Extract provided:
__________
History of dating violence and the association with late adolescent health
1 Human Development and Family Science, The Ohio State University, Columbus, OH, USA
2 Human Development and Family Studies, Michigan State University, East Lansing, MI, USA
3 Group Health Research Institute, Seattle, WA, USA
4 College of Public Health, The Ohio State University, Columbus, OH, USA
5 School of Public Health and Community Medicine and Department of Pediatrics, University of Washington, Seattle, WA, USA
6 Seattle Children’s Hospital, Seattle, WA, USA
BMC Public Health 2013, 13:821 doi:10.1186/1471-2458-13-821Published: 10 September 2013
The present investigation expands upon prior studies by examining the relationship between health in late adolescence and the experience of physical/sexual and non-physical dating violence victimization, including dating violence types that are relevant to today’s adolescents (e.g., harassment via email and text messaging). We examined the relationship between physical/sexual and non-physical dating violence victimization from age 13 to 19 and health in late adolescence/early adulthood.
The sample comprised 585 subjects (ages 18 to 21; mean age, 19.8, SD = 1.0) recruited from The Ohio State University who completed an online survey to assess: 1) current health (depression, disordered eating, binge drinking, smoking, and frequent sexual behavior); and 2) dating violence victimization from age 13 to 19 (retrospectively assessed using eight questions covering physical, sexual, and non-physical abuse, including technology-related abuse involving stalking/harassment via text messaging and email). Multivariable models compared health indicators in never-exposed subjects to those exposed to physical/sexual or non-physical dating violence only. The multivariable models were adjusted for age and other non-dating abuse victimization (bullying; punched, kicked, choked by a parent/guardian; touched in a sexual place, forced to touch someone sexually).
__________
Data extracts:
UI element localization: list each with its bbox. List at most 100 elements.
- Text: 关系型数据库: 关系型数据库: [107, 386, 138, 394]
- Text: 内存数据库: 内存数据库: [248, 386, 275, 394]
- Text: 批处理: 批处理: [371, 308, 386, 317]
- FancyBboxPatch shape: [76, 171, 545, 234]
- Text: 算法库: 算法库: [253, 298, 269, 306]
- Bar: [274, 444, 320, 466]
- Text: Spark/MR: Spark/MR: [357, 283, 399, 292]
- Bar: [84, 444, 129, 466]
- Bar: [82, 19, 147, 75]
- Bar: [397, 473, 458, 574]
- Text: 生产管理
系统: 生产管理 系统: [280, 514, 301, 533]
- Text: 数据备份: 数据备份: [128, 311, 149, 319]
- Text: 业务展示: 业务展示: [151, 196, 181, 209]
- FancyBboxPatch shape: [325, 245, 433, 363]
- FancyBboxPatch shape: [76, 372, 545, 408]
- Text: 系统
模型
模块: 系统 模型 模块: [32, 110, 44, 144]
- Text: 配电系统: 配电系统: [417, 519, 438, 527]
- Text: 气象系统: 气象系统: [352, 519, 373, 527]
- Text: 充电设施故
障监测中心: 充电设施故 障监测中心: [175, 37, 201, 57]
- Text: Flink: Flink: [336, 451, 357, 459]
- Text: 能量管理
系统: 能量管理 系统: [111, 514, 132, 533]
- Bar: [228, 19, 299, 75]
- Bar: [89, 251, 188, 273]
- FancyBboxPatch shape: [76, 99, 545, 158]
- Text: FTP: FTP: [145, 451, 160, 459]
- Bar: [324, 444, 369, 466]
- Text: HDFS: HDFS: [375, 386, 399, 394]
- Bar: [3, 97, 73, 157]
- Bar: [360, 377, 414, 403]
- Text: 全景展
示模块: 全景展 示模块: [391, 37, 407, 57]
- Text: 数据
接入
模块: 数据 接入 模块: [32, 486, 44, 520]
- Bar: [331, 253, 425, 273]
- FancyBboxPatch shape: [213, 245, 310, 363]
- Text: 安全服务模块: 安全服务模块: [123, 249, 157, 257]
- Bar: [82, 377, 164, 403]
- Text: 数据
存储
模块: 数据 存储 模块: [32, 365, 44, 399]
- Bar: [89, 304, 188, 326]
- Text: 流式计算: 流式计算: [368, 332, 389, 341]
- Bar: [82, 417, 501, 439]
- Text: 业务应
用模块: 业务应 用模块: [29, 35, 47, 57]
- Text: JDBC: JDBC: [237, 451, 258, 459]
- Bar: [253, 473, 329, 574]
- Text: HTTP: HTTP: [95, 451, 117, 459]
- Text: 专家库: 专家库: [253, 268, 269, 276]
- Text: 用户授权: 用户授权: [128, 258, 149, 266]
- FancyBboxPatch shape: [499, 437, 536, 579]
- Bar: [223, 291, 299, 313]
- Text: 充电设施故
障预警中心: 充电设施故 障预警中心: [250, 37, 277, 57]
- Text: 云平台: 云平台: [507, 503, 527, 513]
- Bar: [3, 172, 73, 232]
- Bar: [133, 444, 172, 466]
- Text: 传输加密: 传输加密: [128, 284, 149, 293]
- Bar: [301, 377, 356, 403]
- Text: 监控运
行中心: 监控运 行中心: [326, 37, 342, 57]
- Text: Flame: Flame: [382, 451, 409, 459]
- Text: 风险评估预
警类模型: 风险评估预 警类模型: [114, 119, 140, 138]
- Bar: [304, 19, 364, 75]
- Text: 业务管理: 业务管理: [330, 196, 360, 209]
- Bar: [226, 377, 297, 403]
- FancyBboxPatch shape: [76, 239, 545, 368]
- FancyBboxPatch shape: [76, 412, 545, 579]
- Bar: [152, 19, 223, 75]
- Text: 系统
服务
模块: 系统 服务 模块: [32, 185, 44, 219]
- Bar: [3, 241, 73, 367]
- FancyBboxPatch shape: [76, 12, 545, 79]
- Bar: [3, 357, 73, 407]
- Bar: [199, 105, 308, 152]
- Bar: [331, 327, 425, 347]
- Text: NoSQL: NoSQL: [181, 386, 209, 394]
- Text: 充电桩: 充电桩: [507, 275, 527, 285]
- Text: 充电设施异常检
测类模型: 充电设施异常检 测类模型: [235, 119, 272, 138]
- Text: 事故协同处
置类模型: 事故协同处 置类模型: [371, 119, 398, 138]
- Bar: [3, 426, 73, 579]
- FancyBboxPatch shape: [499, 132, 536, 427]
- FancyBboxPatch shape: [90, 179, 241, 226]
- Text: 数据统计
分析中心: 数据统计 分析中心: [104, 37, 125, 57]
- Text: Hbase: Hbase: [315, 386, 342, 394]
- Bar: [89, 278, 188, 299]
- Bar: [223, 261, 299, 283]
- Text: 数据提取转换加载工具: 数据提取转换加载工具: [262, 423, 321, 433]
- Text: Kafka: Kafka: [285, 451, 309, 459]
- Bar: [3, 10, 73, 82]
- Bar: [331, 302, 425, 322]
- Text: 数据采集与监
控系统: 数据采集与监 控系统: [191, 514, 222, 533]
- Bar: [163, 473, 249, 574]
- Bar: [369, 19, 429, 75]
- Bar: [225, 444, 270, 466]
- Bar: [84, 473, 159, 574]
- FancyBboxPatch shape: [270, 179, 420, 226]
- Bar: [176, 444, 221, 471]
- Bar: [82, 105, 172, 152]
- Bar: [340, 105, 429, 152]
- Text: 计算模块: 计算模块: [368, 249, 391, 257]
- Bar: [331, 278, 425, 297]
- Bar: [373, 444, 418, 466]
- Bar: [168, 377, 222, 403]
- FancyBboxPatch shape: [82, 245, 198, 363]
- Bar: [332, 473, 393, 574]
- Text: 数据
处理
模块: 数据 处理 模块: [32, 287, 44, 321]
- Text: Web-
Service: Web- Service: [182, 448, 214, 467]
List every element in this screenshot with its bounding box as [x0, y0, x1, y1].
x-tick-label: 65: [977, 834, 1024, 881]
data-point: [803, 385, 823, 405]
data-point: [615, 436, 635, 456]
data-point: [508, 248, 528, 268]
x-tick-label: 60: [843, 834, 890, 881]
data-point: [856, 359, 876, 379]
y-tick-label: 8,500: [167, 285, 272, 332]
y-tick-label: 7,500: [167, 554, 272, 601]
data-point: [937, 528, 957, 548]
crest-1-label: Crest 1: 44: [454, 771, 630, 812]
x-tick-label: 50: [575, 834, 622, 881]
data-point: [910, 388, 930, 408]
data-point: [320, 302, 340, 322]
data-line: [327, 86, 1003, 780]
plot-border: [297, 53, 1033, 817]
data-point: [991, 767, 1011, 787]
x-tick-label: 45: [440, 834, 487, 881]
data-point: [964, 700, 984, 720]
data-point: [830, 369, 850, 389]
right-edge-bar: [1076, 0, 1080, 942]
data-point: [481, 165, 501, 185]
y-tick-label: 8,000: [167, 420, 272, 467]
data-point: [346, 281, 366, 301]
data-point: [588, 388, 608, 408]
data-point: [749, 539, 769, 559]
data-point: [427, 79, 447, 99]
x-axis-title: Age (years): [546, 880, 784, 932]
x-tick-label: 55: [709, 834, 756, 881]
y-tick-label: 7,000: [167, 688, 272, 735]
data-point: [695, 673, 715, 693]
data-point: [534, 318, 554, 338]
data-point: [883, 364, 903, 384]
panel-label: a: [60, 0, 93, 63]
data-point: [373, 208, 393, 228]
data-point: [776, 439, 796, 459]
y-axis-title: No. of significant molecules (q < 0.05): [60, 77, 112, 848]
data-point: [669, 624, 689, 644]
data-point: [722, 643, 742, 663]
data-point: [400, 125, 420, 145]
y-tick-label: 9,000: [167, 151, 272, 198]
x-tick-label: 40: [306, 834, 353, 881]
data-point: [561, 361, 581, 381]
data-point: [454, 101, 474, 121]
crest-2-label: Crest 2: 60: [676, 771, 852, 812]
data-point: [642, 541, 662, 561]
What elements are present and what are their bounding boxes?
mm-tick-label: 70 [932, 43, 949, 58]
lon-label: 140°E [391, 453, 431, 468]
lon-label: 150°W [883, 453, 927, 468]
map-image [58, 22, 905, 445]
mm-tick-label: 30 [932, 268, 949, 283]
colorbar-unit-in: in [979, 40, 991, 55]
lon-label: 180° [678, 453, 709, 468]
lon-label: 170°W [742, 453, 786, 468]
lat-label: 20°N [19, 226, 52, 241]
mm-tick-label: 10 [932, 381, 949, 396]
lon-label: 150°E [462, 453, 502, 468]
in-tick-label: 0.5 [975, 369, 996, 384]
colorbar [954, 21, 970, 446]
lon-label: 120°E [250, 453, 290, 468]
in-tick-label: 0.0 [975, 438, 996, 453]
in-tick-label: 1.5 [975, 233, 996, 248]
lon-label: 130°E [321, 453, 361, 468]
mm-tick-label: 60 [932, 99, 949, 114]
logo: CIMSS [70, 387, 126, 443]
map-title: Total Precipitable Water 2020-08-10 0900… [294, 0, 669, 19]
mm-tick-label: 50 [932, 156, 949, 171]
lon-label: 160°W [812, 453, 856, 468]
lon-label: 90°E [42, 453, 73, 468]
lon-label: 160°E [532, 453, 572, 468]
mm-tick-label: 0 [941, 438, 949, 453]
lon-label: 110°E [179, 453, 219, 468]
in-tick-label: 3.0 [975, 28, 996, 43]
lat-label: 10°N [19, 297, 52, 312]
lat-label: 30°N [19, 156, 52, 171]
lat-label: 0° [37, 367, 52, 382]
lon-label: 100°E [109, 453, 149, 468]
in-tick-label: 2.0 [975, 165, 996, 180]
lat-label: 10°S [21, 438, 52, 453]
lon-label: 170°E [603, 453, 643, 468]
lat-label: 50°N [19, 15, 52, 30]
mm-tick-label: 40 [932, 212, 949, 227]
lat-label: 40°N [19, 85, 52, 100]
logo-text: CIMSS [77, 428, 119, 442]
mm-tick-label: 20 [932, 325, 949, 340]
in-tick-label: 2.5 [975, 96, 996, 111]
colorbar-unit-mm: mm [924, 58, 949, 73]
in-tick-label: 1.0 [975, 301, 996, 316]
__________
Work item: Transcribe the full dating violence study extract word for word.

Problem solution:
History of dating violence and the association with late adolescent health
1 Human Development and Family Science, The Ohio State University, Columbus, OH, USA
2 Human Development and Family Studies, Michigan State University, East Lansing, MI, USA
3 Group Health Research Institute, Seattle, WA, USA
4 College of Public Health, The Ohio State University, Columbus, OH, USA
5 School of Public Health and Community Medicine and Department of Pediatrics, University of Washington, Seattle, WA, USA
6 Seattle Children’s Hospital, Seattle, WA, USA
BMC Public Health 2013, 13:821 doi:10.1186/1471-2458-13-821Published: 10 September 2013
The present investigation expands upon prior studies by examining the relationship between health in late adolescence and the experience of physical/sexual and non-physical dating violence victimization, including dating violence types that are relevant to today’s adolescents (e.g., harassment via email and text messaging). We examined the relationship between physical/sexual and non-physical dating violence victimization from age 13 to 19 and health in late adolescence/early adulthood.
The sample comprised 585 subjects (ages 18 to 21; mean age, 19.8, SD = 1.0) recruited from The Ohio State University who completed an online survey to assess: 1) current health (depression, disordered eating, binge drinking, smoking, and frequent sexual behavior); and 2) dating violence victimization from age 13 to 19 (retrospectively assessed using eight questions covering physical, sexual, and non-physical abuse, including technology-related abuse involving stalking/harassment via text messaging and email). Multivariable models compared health indicators in never-exposed subjects to those exposed to physical/sexual or non-physical dating violence only. The multivariable models were adjusted for age and other non-dating abuse victimization (bullying; punched, kicked, choked by a parent/guardian; touched in a sexual place, forced to touch someone sexually).